──────── Stored rows
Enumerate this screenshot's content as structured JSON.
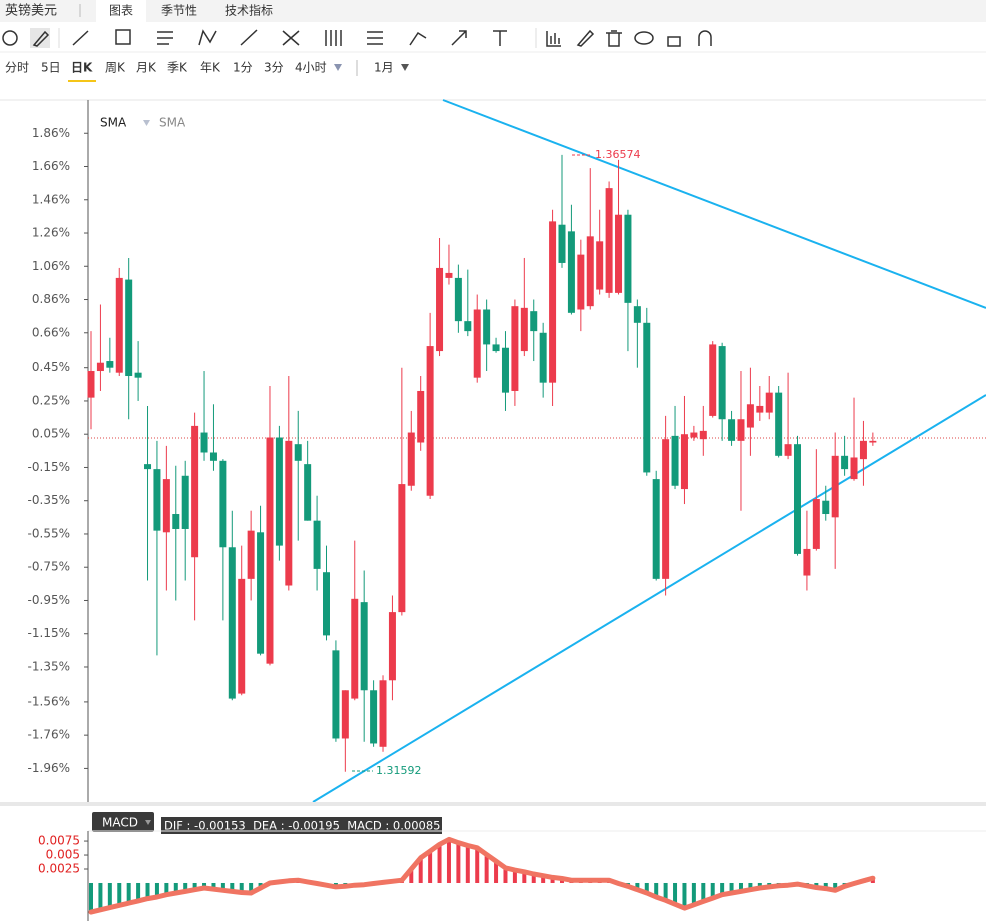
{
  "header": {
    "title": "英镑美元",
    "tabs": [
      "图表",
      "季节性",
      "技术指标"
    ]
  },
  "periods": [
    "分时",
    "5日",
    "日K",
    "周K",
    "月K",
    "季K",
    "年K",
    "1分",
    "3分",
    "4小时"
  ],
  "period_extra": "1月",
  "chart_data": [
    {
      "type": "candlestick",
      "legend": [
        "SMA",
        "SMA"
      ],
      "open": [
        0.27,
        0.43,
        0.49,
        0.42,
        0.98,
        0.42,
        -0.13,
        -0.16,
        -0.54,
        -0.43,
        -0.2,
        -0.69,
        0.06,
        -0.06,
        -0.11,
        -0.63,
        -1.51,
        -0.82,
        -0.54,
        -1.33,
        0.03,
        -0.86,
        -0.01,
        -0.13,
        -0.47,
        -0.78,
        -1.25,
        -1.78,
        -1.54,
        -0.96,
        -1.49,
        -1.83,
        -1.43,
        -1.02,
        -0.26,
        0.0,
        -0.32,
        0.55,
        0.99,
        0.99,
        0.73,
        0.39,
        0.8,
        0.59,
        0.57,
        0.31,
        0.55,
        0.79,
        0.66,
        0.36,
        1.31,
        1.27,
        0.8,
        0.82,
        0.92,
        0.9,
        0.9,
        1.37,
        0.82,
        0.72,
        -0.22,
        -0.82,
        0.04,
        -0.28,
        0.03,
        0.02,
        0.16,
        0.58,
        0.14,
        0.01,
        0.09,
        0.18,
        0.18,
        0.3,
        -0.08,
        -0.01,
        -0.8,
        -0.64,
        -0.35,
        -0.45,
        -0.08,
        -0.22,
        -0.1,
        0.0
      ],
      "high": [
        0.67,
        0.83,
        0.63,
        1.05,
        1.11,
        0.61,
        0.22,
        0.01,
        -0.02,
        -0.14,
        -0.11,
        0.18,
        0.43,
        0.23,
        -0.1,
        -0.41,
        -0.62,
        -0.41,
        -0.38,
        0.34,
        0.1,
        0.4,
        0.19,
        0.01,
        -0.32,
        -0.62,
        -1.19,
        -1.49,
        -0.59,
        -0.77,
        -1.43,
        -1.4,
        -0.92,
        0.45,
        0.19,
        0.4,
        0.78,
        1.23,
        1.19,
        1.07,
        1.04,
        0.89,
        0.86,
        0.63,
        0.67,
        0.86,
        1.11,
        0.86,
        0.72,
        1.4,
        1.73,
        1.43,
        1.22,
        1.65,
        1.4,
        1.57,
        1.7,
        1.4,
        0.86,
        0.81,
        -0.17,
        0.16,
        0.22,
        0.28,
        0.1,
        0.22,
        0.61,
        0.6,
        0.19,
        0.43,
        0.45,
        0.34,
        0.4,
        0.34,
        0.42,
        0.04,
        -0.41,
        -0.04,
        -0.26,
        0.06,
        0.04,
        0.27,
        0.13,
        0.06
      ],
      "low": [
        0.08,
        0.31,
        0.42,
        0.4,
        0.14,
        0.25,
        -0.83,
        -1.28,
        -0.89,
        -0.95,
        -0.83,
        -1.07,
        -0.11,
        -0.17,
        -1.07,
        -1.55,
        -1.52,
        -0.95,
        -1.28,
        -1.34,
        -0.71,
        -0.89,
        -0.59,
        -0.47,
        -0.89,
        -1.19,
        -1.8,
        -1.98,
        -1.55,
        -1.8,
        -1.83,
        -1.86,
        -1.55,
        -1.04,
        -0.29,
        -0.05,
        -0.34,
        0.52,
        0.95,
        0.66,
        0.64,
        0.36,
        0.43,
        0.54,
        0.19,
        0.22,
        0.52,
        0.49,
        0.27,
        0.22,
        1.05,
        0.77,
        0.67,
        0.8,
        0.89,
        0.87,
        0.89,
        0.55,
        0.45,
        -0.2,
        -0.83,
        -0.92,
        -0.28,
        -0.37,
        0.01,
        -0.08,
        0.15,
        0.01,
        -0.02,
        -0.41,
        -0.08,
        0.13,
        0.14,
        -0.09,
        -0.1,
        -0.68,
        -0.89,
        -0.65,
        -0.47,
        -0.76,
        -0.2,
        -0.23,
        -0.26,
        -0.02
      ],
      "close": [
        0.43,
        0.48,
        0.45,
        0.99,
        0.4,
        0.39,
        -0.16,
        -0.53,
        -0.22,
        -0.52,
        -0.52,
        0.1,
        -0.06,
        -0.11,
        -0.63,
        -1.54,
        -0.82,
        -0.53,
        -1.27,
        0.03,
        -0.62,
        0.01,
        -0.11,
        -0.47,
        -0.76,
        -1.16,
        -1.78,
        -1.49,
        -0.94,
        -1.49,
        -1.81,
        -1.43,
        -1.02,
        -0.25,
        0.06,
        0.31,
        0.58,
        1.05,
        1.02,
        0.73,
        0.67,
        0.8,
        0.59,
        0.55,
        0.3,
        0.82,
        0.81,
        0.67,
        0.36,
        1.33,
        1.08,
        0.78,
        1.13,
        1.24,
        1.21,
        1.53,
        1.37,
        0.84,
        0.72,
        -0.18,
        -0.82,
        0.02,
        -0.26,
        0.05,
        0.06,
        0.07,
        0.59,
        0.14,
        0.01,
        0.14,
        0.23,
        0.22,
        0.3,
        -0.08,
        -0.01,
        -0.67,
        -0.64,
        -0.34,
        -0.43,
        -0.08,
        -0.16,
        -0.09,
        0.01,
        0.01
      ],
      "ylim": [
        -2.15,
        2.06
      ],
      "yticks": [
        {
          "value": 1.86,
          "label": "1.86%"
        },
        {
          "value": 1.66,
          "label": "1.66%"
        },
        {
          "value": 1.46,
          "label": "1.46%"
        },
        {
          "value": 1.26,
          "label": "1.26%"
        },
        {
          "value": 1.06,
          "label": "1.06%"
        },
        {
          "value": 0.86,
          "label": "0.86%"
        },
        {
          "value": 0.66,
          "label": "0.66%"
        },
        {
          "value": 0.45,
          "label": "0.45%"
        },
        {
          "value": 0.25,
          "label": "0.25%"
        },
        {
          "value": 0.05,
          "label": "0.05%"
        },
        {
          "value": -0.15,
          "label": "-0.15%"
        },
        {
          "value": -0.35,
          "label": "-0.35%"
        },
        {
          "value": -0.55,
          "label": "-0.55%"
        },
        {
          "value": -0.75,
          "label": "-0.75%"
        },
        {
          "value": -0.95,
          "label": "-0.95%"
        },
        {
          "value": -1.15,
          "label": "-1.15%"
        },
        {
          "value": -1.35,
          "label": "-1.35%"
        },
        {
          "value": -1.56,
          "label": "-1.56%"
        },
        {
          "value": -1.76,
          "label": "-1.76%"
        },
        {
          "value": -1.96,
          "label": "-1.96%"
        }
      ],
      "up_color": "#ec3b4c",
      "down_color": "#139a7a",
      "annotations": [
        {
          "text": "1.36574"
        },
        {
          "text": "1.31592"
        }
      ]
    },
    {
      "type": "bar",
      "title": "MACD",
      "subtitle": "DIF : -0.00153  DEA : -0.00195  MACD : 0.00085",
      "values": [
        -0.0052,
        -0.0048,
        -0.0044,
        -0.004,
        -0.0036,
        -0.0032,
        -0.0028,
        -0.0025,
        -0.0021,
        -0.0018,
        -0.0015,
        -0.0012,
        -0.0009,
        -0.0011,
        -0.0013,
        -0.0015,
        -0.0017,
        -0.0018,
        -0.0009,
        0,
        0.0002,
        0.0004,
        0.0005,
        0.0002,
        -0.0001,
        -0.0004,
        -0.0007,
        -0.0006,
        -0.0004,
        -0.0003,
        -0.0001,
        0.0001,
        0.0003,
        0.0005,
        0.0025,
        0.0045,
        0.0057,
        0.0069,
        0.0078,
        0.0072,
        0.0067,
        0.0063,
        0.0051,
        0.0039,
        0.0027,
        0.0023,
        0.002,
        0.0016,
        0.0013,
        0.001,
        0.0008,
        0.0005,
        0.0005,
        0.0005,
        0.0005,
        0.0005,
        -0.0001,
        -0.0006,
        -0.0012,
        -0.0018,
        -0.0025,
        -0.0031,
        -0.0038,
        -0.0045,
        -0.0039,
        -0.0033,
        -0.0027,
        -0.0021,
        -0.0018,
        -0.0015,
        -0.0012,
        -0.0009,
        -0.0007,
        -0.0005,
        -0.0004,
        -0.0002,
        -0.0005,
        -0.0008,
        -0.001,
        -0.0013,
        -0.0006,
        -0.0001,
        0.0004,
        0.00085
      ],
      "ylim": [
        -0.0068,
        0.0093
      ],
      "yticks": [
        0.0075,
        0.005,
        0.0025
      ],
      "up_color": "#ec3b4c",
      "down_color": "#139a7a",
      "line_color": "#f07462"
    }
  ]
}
────────────────
──────── Stored rows
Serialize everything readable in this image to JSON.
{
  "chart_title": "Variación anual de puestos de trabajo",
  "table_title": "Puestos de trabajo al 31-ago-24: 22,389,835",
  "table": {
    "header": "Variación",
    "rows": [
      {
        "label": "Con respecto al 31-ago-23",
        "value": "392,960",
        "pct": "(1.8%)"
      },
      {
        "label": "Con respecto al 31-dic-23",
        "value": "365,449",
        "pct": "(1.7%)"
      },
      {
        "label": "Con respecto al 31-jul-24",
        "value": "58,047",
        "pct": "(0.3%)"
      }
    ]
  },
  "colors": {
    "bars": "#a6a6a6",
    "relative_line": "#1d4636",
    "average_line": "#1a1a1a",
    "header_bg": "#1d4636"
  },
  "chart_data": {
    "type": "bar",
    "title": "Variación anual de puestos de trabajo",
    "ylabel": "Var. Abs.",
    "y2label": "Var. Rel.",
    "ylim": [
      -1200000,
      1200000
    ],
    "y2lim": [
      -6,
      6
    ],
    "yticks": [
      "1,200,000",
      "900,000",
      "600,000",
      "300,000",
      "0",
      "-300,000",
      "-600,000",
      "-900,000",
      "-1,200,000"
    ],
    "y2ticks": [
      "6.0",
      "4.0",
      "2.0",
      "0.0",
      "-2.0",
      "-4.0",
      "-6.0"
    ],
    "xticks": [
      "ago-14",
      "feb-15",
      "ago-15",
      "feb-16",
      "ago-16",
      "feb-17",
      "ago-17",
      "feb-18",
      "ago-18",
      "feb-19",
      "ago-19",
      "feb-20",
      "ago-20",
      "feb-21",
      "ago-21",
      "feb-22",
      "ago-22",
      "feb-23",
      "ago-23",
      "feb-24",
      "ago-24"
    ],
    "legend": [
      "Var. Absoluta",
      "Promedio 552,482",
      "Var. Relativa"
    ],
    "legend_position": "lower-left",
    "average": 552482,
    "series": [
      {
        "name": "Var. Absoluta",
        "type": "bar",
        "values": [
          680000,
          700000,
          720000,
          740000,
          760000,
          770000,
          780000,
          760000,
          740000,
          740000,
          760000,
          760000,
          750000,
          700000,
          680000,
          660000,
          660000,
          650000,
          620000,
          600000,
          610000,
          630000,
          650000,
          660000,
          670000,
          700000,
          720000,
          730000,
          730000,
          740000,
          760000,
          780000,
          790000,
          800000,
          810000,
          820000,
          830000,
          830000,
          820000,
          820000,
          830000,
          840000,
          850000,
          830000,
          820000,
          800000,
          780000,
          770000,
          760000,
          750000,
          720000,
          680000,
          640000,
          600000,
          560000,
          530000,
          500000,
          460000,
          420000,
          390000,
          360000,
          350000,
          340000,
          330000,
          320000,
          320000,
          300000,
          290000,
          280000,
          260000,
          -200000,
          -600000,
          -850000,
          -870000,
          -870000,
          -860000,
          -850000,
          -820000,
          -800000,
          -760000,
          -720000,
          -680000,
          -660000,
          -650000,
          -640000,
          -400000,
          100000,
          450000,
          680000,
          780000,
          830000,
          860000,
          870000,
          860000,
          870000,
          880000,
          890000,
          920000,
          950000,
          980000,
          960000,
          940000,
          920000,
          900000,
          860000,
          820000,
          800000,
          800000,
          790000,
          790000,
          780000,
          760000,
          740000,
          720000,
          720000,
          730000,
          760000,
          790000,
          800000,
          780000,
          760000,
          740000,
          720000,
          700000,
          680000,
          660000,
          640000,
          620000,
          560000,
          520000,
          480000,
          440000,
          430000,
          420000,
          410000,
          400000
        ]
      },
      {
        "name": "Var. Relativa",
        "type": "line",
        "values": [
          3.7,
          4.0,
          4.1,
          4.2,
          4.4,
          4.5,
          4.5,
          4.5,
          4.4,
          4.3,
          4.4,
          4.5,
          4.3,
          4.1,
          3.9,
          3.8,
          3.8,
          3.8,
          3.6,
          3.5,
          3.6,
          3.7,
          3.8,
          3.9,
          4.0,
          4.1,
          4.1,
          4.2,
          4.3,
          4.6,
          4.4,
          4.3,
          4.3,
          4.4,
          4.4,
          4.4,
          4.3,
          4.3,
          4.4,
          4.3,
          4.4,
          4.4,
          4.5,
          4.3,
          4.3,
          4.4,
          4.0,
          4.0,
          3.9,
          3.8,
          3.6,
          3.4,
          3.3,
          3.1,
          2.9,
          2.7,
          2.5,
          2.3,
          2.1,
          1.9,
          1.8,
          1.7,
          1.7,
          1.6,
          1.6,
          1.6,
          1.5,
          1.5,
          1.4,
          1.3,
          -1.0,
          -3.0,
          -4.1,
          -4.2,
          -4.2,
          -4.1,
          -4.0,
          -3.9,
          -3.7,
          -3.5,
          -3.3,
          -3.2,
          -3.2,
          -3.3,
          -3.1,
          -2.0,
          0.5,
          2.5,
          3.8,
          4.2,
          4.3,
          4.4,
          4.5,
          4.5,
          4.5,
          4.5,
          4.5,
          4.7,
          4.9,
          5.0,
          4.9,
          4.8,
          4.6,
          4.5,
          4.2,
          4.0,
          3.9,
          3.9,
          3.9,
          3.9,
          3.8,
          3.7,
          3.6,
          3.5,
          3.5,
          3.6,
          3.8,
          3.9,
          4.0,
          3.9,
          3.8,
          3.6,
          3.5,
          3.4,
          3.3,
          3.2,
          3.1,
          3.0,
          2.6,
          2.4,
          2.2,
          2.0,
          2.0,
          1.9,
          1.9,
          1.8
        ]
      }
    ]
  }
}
────────────────
■ Task to carry out ■
Write out every line of the listing that holds the word "trabajo".

■ Worked answer ■
  "chart_title": "Variación anual de puestos de trabajo",
  "table_title": "Puestos de trabajo al 31-ago-24: 22,389,835",
    "title": "Variación anual de puestos de trabajo",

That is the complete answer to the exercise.